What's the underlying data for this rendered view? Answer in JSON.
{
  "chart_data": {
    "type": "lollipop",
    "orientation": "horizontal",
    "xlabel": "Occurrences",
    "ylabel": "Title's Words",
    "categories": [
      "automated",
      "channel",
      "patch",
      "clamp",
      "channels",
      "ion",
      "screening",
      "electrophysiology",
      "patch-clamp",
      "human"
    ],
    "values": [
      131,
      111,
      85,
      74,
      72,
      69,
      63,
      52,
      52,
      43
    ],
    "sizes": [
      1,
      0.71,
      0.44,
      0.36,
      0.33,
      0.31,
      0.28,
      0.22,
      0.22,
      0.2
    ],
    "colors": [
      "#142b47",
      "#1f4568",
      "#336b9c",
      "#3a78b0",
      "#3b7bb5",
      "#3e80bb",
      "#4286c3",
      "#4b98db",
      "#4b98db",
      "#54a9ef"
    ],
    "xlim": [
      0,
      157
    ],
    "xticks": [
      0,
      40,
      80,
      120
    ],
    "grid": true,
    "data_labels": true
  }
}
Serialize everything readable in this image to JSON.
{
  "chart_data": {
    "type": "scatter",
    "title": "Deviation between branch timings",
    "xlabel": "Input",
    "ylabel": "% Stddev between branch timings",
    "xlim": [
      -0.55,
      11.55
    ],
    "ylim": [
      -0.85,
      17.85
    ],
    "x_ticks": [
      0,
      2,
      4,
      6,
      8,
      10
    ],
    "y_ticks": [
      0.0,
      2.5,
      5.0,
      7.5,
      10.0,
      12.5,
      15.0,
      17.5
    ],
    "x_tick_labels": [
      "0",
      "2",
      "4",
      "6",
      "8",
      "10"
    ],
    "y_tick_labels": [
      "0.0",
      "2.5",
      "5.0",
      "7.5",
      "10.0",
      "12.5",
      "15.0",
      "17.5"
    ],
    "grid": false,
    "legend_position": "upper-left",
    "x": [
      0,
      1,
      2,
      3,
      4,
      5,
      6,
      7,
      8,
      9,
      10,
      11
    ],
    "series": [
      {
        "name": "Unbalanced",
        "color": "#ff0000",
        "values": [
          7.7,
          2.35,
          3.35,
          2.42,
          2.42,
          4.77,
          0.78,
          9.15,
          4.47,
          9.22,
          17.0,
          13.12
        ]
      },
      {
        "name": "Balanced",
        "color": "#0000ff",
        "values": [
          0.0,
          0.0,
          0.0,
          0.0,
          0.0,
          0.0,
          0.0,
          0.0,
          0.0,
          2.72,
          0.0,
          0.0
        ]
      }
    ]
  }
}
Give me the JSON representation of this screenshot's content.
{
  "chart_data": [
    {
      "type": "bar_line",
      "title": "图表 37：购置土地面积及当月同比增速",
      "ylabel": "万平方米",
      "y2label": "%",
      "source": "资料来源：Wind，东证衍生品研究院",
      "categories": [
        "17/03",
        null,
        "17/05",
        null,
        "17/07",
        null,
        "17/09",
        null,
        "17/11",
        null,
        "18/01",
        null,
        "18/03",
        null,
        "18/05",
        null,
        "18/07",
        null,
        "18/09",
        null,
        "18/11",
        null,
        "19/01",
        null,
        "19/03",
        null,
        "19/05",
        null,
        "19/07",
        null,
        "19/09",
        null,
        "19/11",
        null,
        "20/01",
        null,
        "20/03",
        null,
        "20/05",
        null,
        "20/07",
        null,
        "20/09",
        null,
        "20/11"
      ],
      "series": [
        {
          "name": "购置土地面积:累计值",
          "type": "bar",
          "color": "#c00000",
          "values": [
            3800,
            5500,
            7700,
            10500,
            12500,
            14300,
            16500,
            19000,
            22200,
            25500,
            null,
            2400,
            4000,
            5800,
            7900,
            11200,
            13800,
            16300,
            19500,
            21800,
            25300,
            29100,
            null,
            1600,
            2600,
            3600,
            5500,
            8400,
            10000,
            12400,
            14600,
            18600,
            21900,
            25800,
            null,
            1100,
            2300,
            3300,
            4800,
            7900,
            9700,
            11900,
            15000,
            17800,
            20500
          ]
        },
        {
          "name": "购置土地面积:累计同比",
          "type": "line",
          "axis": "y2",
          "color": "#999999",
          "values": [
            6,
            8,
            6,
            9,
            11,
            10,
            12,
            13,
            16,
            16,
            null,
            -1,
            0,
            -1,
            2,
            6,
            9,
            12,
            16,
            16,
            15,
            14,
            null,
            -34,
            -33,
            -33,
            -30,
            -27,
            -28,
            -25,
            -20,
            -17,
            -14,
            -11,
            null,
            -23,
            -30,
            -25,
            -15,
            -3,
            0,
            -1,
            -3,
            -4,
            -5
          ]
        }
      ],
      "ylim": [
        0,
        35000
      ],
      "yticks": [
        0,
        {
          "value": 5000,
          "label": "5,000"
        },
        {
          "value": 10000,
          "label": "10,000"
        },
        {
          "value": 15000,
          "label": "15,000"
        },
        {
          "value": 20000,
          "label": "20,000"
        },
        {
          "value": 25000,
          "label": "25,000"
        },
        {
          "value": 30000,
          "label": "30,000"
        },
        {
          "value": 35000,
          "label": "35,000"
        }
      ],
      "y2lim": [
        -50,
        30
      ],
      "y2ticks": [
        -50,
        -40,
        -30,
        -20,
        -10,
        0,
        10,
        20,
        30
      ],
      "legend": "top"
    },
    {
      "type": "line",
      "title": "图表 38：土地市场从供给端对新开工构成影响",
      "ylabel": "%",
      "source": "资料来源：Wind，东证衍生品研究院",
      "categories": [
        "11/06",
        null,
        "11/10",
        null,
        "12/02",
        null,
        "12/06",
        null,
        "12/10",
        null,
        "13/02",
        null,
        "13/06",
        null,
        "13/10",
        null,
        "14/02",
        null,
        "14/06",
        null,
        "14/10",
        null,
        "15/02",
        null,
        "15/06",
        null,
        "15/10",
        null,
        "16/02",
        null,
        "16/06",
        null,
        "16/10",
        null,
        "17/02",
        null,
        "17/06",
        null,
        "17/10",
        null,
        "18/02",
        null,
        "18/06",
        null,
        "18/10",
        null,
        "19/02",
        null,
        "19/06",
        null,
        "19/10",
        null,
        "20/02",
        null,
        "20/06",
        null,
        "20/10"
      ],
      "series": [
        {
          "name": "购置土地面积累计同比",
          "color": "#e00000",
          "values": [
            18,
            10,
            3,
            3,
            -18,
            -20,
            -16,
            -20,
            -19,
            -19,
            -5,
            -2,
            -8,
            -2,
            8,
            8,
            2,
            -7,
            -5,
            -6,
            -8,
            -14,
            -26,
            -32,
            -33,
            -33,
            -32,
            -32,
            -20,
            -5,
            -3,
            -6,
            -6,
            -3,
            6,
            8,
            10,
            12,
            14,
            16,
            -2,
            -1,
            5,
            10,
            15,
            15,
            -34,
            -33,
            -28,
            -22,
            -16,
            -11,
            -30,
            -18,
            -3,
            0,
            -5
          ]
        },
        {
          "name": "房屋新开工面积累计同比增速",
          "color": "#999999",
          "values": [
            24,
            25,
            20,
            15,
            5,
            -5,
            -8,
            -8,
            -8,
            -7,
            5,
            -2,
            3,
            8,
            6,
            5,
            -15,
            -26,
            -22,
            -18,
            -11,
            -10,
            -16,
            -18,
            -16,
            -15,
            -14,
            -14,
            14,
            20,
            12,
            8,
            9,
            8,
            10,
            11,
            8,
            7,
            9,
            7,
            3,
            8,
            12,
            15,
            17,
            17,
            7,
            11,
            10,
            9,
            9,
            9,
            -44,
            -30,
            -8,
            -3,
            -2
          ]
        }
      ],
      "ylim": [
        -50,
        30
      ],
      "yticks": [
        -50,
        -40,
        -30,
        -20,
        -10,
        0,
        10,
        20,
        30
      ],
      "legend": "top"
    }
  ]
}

▶ _Exercise aim_: List every line from the entries above in which "timings" appears.

▶ _The answer_:
    "title": "Deviation between branch timings",
    "ylabel": "% Stddev between branch timings",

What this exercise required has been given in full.